>> start Supplied records
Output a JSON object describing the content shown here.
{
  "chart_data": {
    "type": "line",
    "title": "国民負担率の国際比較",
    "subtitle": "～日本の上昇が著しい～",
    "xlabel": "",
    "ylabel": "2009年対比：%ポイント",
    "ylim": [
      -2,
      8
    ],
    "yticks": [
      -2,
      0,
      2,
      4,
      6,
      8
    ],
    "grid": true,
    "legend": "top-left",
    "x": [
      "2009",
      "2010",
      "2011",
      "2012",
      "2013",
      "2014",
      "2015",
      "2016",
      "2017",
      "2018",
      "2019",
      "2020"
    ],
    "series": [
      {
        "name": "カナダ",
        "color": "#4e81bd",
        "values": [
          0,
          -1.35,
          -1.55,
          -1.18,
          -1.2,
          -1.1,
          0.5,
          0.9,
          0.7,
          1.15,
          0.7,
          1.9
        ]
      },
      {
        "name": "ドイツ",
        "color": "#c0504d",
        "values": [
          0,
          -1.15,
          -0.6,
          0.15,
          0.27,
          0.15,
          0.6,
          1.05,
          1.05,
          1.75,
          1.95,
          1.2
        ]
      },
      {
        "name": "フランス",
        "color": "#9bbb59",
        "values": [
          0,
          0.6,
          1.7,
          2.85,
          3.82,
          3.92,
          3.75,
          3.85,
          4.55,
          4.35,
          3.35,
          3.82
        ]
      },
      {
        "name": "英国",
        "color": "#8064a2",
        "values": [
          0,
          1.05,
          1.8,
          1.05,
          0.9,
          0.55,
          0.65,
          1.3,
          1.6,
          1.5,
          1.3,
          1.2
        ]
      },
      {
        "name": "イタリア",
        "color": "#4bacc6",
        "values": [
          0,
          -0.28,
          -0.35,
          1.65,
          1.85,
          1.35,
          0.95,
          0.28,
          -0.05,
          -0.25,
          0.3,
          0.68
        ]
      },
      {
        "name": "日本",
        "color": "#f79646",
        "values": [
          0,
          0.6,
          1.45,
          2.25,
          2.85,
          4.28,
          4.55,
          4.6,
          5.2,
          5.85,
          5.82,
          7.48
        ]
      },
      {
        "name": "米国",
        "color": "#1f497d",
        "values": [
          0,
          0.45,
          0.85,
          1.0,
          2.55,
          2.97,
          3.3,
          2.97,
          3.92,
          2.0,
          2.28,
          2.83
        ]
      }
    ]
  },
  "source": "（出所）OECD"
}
>> end Supplied records
[To be done] Repeat the listing above without any change.

[Completed task]
Output a JSON object describing the content shown here.
{
  "chart_data": {
    "type": "line",
    "title": "国民負担率の国際比較",
    "subtitle": "～日本の上昇が著しい～",
    "xlabel": "",
    "ylabel": "2009年対比：%ポイント",
    "ylim": [
      -2,
      8
    ],
    "yticks": [
      -2,
      0,
      2,
      4,
      6,
      8
    ],
    "grid": true,
    "legend": "top-left",
    "x": [
      "2009",
      "2010",
      "2011",
      "2012",
      "2013",
      "2014",
      "2015",
      "2016",
      "2017",
      "2018",
      "2019",
      "2020"
    ],
    "series": [
      {
        "name": "カナダ",
        "color": "#4e81bd",
        "values": [
          0,
          -1.35,
          -1.55,
          -1.18,
          -1.2,
          -1.1,
          0.5,
          0.9,
          0.7,
          1.15,
          0.7,
          1.9
        ]
      },
      {
        "name": "ドイツ",
        "color": "#c0504d",
        "values": [
          0,
          -1.15,
          -0.6,
          0.15,
          0.27,
          0.15,
          0.6,
          1.05,
          1.05,
          1.75,
          1.95,
          1.2
        ]
      },
      {
        "name": "フランス",
        "color": "#9bbb59",
        "values": [
          0,
          0.6,
          1.7,
          2.85,
          3.82,
          3.92,
          3.75,
          3.85,
          4.55,
          4.35,
          3.35,
          3.82
        ]
      },
      {
        "name": "英国",
        "color": "#8064a2",
        "values": [
          0,
          1.05,
          1.8,
          1.05,
          0.9,
          0.55,
          0.65,
          1.3,
          1.6,
          1.5,
          1.3,
          1.2
        ]
      },
      {
        "name": "イタリア",
        "color": "#4bacc6",
        "values": [
          0,
          -0.28,
          -0.35,
          1.65,
          1.85,
          1.35,
          0.95,
          0.28,
          -0.05,
          -0.25,
          0.3,
          0.68
        ]
      },
      {
        "name": "日本",
        "color": "#f79646",
        "values": [
          0,
          0.6,
          1.45,
          2.25,
          2.85,
          4.28,
          4.55,
          4.6,
          5.2,
          5.85,
          5.82,
          7.48
        ]
      },
      {
        "name": "米国",
        "color": "#1f497d",
        "values": [
          0,
          0.45,
          0.85,
          1.0,
          2.55,
          2.97,
          3.3,
          2.97,
          3.92,
          2.0,
          2.28,
          2.83
        ]
      }
    ]
  },
  "source": "（出所）OECD"
}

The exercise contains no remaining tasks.